# [WORK REQUIRED]
In the entries below, find every line holding the string "الملل" and collect it.

# [MATERIAL PROVIDED]
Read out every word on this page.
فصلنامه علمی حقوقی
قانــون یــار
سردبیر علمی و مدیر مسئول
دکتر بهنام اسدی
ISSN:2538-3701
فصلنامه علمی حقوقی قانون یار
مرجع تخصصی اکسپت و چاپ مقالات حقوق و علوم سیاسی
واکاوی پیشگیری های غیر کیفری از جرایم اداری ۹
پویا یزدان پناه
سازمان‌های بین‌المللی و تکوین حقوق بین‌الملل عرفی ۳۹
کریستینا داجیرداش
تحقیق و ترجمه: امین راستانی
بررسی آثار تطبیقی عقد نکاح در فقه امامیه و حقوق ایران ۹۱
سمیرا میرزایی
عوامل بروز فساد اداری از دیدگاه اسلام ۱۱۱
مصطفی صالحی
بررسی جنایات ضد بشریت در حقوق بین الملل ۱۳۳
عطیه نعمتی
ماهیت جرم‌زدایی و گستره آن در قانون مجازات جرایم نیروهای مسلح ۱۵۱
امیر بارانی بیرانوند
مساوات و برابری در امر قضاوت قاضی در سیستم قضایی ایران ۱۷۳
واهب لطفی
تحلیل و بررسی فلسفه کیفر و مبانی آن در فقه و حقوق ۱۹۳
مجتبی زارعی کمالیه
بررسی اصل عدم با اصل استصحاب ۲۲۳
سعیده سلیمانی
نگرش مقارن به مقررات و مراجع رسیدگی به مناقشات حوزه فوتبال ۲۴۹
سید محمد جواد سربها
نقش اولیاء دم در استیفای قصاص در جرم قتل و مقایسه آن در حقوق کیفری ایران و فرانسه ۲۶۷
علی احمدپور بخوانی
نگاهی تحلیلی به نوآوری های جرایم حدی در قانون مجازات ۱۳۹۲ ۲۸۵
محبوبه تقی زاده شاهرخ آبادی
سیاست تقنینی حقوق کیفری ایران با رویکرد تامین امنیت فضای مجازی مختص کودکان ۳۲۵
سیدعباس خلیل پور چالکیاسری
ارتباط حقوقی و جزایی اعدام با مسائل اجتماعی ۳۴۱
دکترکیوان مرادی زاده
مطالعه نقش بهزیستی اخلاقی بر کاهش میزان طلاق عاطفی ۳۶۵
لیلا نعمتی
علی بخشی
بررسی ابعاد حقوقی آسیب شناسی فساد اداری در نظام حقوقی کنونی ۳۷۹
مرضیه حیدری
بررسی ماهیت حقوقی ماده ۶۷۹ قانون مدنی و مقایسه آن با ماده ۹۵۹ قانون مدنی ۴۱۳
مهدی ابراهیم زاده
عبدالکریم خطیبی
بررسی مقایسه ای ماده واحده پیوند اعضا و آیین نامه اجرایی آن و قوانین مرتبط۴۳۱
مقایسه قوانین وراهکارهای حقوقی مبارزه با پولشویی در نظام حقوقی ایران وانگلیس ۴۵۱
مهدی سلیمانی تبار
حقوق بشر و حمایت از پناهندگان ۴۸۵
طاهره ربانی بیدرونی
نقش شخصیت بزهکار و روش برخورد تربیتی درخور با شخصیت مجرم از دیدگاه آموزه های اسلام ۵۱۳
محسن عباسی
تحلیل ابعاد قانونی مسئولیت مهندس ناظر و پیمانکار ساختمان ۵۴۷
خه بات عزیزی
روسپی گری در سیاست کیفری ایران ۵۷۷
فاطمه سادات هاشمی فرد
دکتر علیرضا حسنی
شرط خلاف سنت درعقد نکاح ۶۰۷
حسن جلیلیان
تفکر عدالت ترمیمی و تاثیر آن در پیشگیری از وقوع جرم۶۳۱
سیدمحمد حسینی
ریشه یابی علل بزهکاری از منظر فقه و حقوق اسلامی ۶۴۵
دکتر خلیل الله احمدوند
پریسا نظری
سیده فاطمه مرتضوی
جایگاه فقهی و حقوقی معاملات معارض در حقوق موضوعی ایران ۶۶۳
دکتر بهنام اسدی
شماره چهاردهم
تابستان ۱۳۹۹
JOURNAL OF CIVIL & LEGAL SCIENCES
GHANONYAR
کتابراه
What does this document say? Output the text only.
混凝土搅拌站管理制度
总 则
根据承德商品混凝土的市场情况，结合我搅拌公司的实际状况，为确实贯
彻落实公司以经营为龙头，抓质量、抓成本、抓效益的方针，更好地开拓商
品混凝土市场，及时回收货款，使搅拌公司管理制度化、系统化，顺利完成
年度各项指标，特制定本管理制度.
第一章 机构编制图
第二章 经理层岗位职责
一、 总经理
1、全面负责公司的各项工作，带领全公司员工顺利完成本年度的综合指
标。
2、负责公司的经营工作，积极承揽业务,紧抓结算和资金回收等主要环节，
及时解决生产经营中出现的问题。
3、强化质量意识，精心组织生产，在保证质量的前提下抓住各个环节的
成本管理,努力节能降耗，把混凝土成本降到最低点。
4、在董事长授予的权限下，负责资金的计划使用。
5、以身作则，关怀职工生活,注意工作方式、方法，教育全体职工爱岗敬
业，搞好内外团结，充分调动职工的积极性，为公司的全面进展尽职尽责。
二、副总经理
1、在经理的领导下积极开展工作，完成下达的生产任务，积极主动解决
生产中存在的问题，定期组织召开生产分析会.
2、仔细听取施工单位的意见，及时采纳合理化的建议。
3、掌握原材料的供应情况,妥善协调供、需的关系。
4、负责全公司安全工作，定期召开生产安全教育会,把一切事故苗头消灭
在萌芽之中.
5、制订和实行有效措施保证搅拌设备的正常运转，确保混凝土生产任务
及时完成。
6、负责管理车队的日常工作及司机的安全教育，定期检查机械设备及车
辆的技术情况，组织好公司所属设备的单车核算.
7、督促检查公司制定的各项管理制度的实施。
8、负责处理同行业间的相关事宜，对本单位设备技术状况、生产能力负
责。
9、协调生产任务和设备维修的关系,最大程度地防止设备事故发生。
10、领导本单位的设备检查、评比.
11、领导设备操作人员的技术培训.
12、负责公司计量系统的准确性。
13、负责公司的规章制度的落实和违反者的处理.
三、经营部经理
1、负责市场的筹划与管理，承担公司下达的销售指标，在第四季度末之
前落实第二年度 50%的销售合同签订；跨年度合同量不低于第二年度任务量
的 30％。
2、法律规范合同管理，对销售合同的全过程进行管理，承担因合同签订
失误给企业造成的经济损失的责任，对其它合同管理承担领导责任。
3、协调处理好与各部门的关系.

# [ANSWER]
سازمان‌های بین‌المللی و تکوین حقوق بین‌الملل عرفی ۳۹
بررسی جنایات ضد بشریت در حقوق بین الملل ۱۳۳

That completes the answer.